WHAT YOU HAVE TO DO>
How many lines in the records below hold the string "推动新的生育政策落地见效"? Please answer with the number and nothing more.

[Begin RECORDS SHOWN]

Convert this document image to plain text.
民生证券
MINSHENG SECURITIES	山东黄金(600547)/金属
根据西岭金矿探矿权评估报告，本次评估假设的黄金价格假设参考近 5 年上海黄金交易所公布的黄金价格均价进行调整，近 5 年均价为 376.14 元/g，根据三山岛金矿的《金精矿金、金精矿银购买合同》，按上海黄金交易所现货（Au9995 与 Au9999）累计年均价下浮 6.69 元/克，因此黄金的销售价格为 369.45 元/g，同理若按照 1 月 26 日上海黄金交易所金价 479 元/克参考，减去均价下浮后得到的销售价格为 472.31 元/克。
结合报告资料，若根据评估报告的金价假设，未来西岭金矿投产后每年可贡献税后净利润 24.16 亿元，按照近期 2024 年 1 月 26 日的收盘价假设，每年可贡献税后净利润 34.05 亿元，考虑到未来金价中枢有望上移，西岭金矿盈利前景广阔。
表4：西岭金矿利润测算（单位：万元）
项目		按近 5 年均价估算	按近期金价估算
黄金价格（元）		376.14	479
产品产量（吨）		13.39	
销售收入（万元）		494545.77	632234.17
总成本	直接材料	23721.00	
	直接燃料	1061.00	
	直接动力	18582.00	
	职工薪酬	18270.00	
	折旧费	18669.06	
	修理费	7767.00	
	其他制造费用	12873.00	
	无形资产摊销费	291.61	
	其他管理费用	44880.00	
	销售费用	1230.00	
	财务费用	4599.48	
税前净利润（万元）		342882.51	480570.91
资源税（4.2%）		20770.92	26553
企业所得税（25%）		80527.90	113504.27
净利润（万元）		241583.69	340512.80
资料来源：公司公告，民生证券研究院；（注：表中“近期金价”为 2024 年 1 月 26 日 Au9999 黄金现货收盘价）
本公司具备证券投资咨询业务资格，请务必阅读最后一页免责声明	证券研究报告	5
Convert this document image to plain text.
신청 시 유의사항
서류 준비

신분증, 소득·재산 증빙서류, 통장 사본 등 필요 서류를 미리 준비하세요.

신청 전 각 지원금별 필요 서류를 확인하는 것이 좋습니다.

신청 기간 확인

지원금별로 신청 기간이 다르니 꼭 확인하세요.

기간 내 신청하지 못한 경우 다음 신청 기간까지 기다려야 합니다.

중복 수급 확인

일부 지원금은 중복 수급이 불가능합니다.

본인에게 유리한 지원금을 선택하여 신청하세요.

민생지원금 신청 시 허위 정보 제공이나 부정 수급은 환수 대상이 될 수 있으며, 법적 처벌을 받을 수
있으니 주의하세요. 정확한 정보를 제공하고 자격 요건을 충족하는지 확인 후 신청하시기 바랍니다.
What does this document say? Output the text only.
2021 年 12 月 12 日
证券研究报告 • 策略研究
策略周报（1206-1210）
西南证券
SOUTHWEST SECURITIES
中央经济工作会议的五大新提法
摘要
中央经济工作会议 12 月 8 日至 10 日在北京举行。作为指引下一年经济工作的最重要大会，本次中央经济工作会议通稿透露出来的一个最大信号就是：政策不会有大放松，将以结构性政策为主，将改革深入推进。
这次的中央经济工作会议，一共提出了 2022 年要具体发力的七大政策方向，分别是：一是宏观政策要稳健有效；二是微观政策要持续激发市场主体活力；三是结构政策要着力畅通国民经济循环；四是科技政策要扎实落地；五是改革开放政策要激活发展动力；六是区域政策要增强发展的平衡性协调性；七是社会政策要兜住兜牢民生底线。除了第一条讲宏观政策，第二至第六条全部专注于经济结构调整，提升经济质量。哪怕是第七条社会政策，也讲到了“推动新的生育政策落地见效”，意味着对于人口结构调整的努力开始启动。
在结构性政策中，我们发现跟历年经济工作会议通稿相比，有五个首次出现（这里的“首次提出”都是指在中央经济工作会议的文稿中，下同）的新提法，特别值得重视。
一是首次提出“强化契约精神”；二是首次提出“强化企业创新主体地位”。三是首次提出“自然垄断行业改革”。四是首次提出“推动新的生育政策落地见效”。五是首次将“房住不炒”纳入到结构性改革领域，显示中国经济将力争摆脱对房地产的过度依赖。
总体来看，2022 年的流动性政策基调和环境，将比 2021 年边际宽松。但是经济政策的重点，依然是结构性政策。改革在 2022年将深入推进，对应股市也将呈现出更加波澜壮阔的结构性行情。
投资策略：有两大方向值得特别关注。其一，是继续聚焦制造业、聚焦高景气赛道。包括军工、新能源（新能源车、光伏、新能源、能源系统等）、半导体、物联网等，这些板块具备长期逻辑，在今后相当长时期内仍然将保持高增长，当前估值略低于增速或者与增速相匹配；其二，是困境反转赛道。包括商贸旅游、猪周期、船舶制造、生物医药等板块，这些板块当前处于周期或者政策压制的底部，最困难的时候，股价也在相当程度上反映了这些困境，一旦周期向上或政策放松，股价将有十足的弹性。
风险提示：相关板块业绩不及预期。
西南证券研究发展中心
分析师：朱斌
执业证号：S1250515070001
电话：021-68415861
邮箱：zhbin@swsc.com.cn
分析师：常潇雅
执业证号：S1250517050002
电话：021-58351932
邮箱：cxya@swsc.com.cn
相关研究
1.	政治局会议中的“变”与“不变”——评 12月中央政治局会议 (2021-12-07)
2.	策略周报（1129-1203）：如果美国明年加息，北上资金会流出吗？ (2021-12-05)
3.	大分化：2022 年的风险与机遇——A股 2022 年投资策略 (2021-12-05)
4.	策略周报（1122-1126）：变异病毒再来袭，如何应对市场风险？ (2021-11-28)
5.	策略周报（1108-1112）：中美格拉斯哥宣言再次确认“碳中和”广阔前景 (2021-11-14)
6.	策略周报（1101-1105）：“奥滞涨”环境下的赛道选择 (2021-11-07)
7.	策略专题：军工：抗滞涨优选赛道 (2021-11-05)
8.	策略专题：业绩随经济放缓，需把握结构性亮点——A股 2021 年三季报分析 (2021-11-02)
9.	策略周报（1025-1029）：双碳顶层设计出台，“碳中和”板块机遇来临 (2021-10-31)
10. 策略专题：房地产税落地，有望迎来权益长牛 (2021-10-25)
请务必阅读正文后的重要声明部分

[End RECORDS SHOWN]

SOLUTION FOR THIS EXERCISE>
2